**INSTRUCTIONS TO FOLLOW:**
Without including the pictures, copy out every line below.

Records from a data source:
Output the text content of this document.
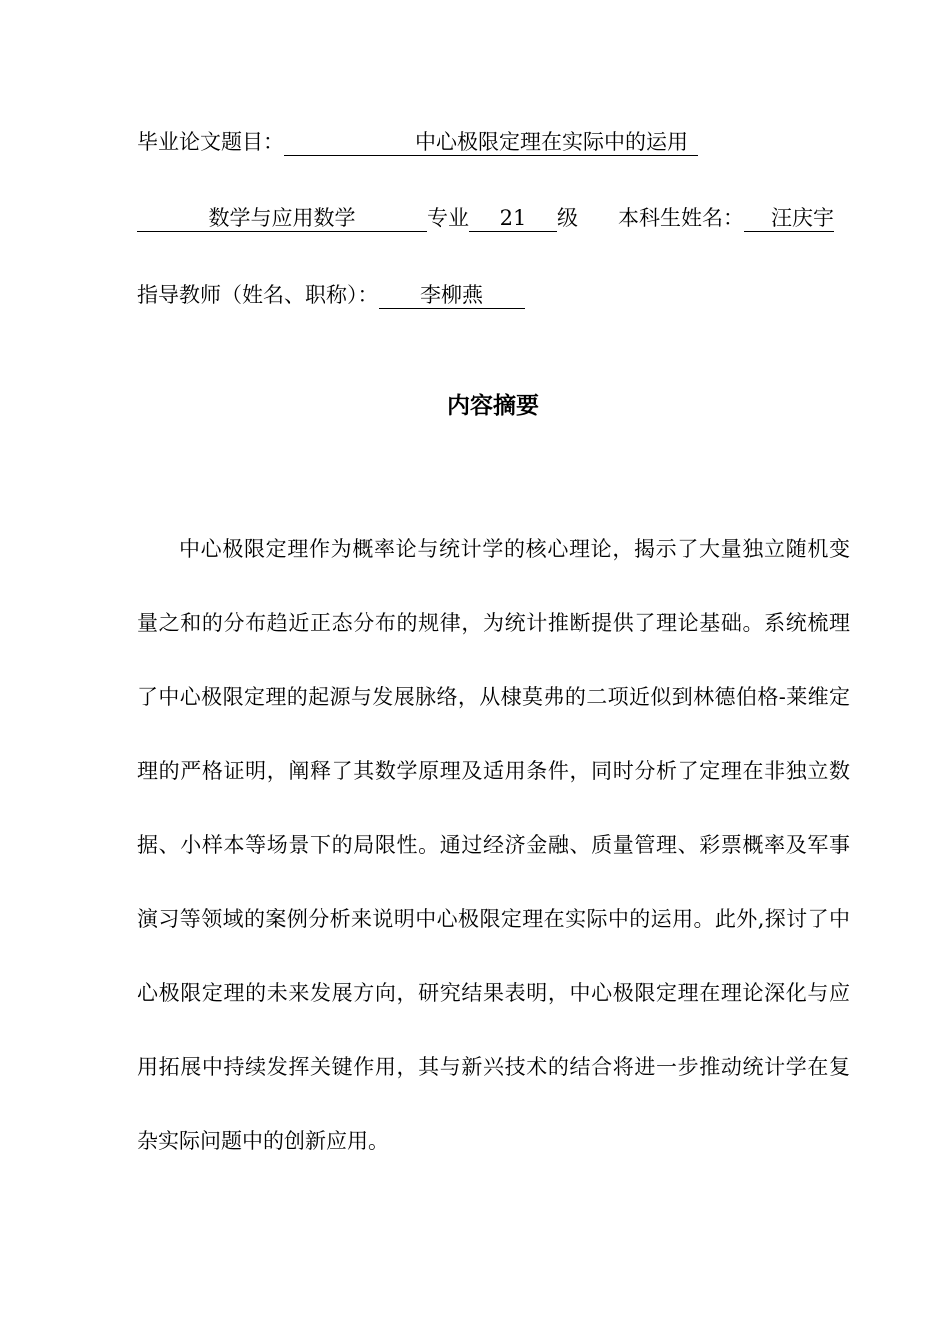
毕业论文题目：	中心极限定理在实际中的运用
数学与应用数学	专业 21 级 本科生姓名： 汪庆宇
指导教师（姓名、职称）： 李柳燕
内容摘要

中心极限定理作为概率论与统计学的核心理论，揭示了大量独立随机变量之和的分布趋近正态分布的规律，为统计推断提供了理论基础。系统梳理了中心极限定理的起源与发展脉络，从棣莫弗的二项近似到林德伯格-莱维定理的严格证明，阐释了其数学原理及适用条件，同时分析了定理在非独立数据、小样本等场景下的局限性。通过经济金融、质量管理、彩票概率及军事演习等领域的案例分析来说明中心极限定理在实际中的运用。此外,探讨了中心极限定理的未来发展方向，研究结果表明，中心极限定理在理论深化与应用拓展中持续发挥关键作用，其与新兴技术的结合将进一步推动统计学在复杂实际问题中的创新应用。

**SOLUTION TO THIS EXERCISE:**
Output the text content of this document.
毕业论文题目：	中心极限定理在实际中的运用
数学与应用数学	专业 21 级 本科生姓名： 汪庆宇
指导教师（姓名、职称）： 李柳燕
内容摘要

中心极限定理作为概率论与统计学的核心理论，揭示了大量独立随机变量之和的分布趋近正态分布的规律，为统计推断提供了理论基础。系统梳理了中心极限定理的起源与发展脉络，从棣莫弗的二项近似到林德伯格-莱维定理的严格证明，阐释了其数学原理及适用条件，同时分析了定理在非独立数据、小样本等场景下的局限性。通过经济金融、质量管理、彩票概率及军事演习等领域的案例分析来说明中心极限定理在实际中的运用。此外,探讨了中心极限定理的未来发展方向，研究结果表明，中心极限定理在理论深化与应用拓展中持续发挥关键作用，其与新兴技术的结合将进一步推动统计学在复杂实际问题中的创新应用。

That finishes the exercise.